**Requirement:** In the listing that follows, count each line containing the string "name" and report only the count.
[start Supplied data]
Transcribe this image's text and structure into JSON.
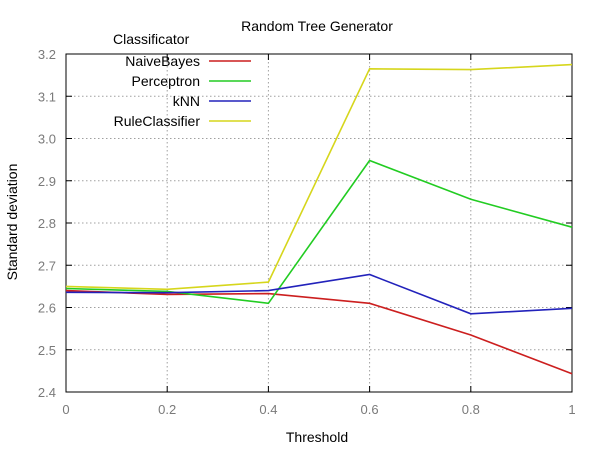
{
  "chart_data": {
    "type": "line",
    "title": "Random Tree Generator",
    "xlabel": "Threshold",
    "ylabel": "Standard deviation",
    "xlim": [
      0,
      1
    ],
    "ylim": [
      2.4,
      3.2
    ],
    "x_ticks": [
      "0",
      "0.2",
      "0.4",
      "0.6",
      "0.8",
      "1"
    ],
    "y_ticks": [
      "2.4",
      "2.5",
      "2.6",
      "2.7",
      "2.8",
      "2.9",
      "3.0",
      "3.1",
      "3.2"
    ],
    "grid": true,
    "legend": {
      "title": "Classificator",
      "placement": "top-left"
    },
    "x": [
      0,
      0.2,
      0.4,
      0.6,
      0.8,
      1.0
    ],
    "series": [
      {
        "name": "NaiveBayes",
        "color": "#cc1f1f",
        "values": [
          2.64,
          2.631,
          2.633,
          2.61,
          2.535,
          2.443
        ]
      },
      {
        "name": "Perceptron",
        "color": "#22cc22",
        "values": [
          2.645,
          2.638,
          2.61,
          2.948,
          2.856,
          2.79
        ]
      },
      {
        "name": "kNN",
        "color": "#2222bb",
        "values": [
          2.636,
          2.635,
          2.64,
          2.678,
          2.585,
          2.598
        ]
      },
      {
        "name": "RuleClassifier",
        "color": "#d6d61c",
        "values": [
          2.65,
          2.643,
          2.66,
          3.165,
          3.163,
          3.175
        ]
      }
    ]
  }
}
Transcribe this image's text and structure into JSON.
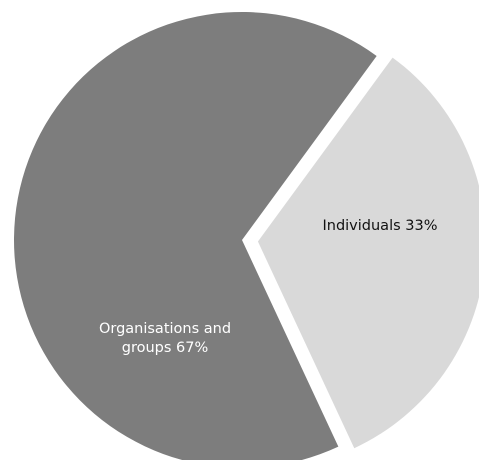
{
  "chart_data": {
    "type": "pie",
    "title": "",
    "slices": [
      {
        "label_lines": [
          "Organisations and",
          "groups 67%"
        ],
        "value": 67,
        "color": "#7d7d7d",
        "label_color": "#ffffff"
      },
      {
        "label_lines": [
          "Individuals 33%"
        ],
        "value": 33,
        "color": "#d9d9d9",
        "label_color": "#111111"
      }
    ],
    "legend": "none"
  }
}
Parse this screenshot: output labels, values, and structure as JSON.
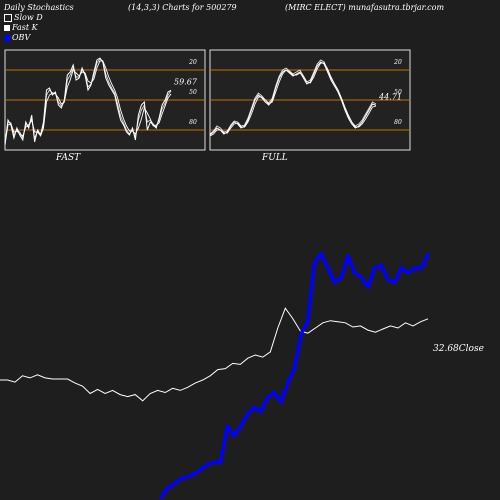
{
  "header": {
    "title": "Daily Stochastics",
    "params": "(14,3,3) Charts for 500279",
    "source": "(MIRC ELECT) munafasutra.tbrjar.com"
  },
  "legend": [
    {
      "label": "Slow  D",
      "color": "#ffffff",
      "outline": true
    },
    {
      "label": "Fast K",
      "color": "#ffffff",
      "outline": false
    },
    {
      "label": "OBV",
      "color": "#0000ff",
      "outline": false
    }
  ],
  "colors": {
    "background": "#1e1e1e",
    "panel": "#222222",
    "level_line": "#c07000",
    "obv": "#0000ff",
    "price": "#ffffff"
  },
  "chart_data": [
    {
      "type": "line",
      "panel": "FAST",
      "ylim": [
        0,
        100
      ],
      "levels": [
        20,
        50,
        80
      ],
      "tick_labels": [
        "80",
        "50",
        "20"
      ],
      "last_value_label": "59.67",
      "series": [
        {
          "name": "Fast K",
          "values": [
            5,
            30,
            25,
            12,
            22,
            15,
            10,
            28,
            22,
            35,
            8,
            20,
            15,
            28,
            60,
            62,
            55,
            58,
            45,
            42,
            50,
            75,
            78,
            85,
            70,
            72,
            82,
            75,
            60,
            65,
            78,
            90,
            92,
            88,
            72,
            65,
            60,
            55,
            42,
            30,
            25,
            18,
            15,
            22,
            10,
            35,
            45,
            48,
            20,
            28,
            25,
            22,
            32,
            45,
            50,
            58,
            59.67
          ]
        },
        {
          "name": "Slow  D",
          "values": [
            6,
            25,
            26,
            18,
            19,
            16,
            14,
            23,
            24,
            30,
            18,
            18,
            14,
            22,
            48,
            55,
            57,
            56,
            52,
            46,
            48,
            63,
            70,
            80,
            77,
            74,
            78,
            77,
            69,
            67,
            71,
            82,
            89,
            89,
            82,
            73,
            66,
            60,
            52,
            40,
            31,
            24,
            19,
            19,
            16,
            22,
            31,
            42,
            37,
            31,
            24,
            25,
            27,
            36,
            44,
            52,
            56
          ]
        },
        {
          "name": "Fast K (shadow)",
          "values": [
            8,
            28,
            27,
            15,
            20,
            18,
            12,
            25,
            25,
            32,
            12,
            19,
            16,
            25,
            55,
            60,
            57,
            57,
            48,
            44,
            48,
            70,
            75,
            82,
            73,
            73,
            80,
            77,
            63,
            66,
            75,
            87,
            91,
            89,
            76,
            68,
            62,
            57,
            46,
            34,
            27,
            20,
            16,
            20,
            13,
            30,
            40,
            45,
            28,
            30,
            26,
            23,
            30,
            41,
            47,
            55,
            59
          ]
        }
      ]
    },
    {
      "type": "line",
      "panel": "FULL",
      "ylim": [
        0,
        100
      ],
      "levels": [
        20,
        50,
        80
      ],
      "tick_labels": [
        "80",
        "50",
        "20"
      ],
      "last_value_label": "44.71",
      "series": [
        {
          "name": "Fast K",
          "values": [
            15,
            18,
            22,
            20,
            16,
            18,
            24,
            28,
            26,
            22,
            24,
            30,
            40,
            50,
            55,
            52,
            48,
            45,
            50,
            62,
            72,
            78,
            80,
            77,
            74,
            76,
            78,
            72,
            66,
            68,
            76,
            84,
            88,
            86,
            78,
            70,
            64,
            58,
            50,
            40,
            32,
            26,
            22,
            24,
            28,
            34,
            40,
            46,
            44.71
          ]
        },
        {
          "name": "Slow  D",
          "values": [
            14,
            16,
            20,
            20,
            17,
            17,
            22,
            26,
            27,
            23,
            23,
            28,
            36,
            46,
            53,
            53,
            50,
            46,
            48,
            58,
            68,
            76,
            80,
            78,
            75,
            75,
            77,
            74,
            68,
            67,
            73,
            81,
            87,
            87,
            81,
            73,
            66,
            60,
            52,
            43,
            35,
            28,
            23,
            23,
            26,
            31,
            37,
            43,
            44
          ]
        },
        {
          "name": "Fast K (shadow)",
          "values": [
            16,
            19,
            24,
            22,
            18,
            19,
            25,
            29,
            28,
            24,
            25,
            32,
            42,
            52,
            57,
            54,
            50,
            47,
            52,
            64,
            74,
            80,
            82,
            79,
            76,
            78,
            80,
            74,
            68,
            70,
            78,
            86,
            90,
            88,
            80,
            72,
            66,
            60,
            52,
            42,
            34,
            28,
            24,
            26,
            30,
            36,
            42,
            48,
            46
          ]
        }
      ]
    },
    {
      "type": "line",
      "panel": "OBV / Close",
      "last_value_label": "32.68Close",
      "series": [
        {
          "name": "Close",
          "values": [
            26.8,
            26.8,
            26.6,
            27.2,
            27.0,
            27.3,
            27.0,
            26.9,
            26.9,
            26.9,
            26.5,
            26.2,
            25.5,
            25.9,
            25.5,
            25.8,
            25.4,
            25.2,
            25.4,
            24.8,
            25.5,
            25.8,
            25.6,
            26.0,
            25.8,
            26.1,
            26.5,
            26.8,
            27.2,
            27.8,
            27.9,
            28.4,
            28.3,
            28.9,
            29.2,
            29.0,
            29.5,
            31.8,
            33.7,
            32.7,
            31.5,
            31.3,
            31.8,
            32.3,
            32.5,
            32.4,
            32.3,
            31.9,
            32.0,
            31.6,
            31.4,
            31.7,
            32.0,
            31.8,
            32.3,
            32.0,
            32.4,
            32.68
          ]
        },
        {
          "name": "OBV",
          "values": [
            -5.0,
            -4.6,
            -4.4,
            -4.2,
            -4.1,
            -4.0,
            -3.8,
            -3.6,
            -3.5,
            -3.5,
            -2.0,
            -2.4,
            -2.0,
            -1.5,
            -1.2,
            -1.4,
            -0.8,
            -0.6,
            -1.0,
            -0.2,
            0.4,
            1.8,
            2.4,
            4.8,
            5.2,
            4.6,
            4.0,
            4.2,
            5.1,
            4.4,
            4.2,
            3.8,
            4.6,
            4.7,
            4.1,
            4.0,
            4.6,
            4.4,
            4.6,
            4.6,
            5.2
          ]
        }
      ]
    }
  ],
  "panels": [
    {
      "label": "FAST"
    },
    {
      "label": "FULL"
    }
  ]
}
[end Supplied data]
**Answer for the task:** 12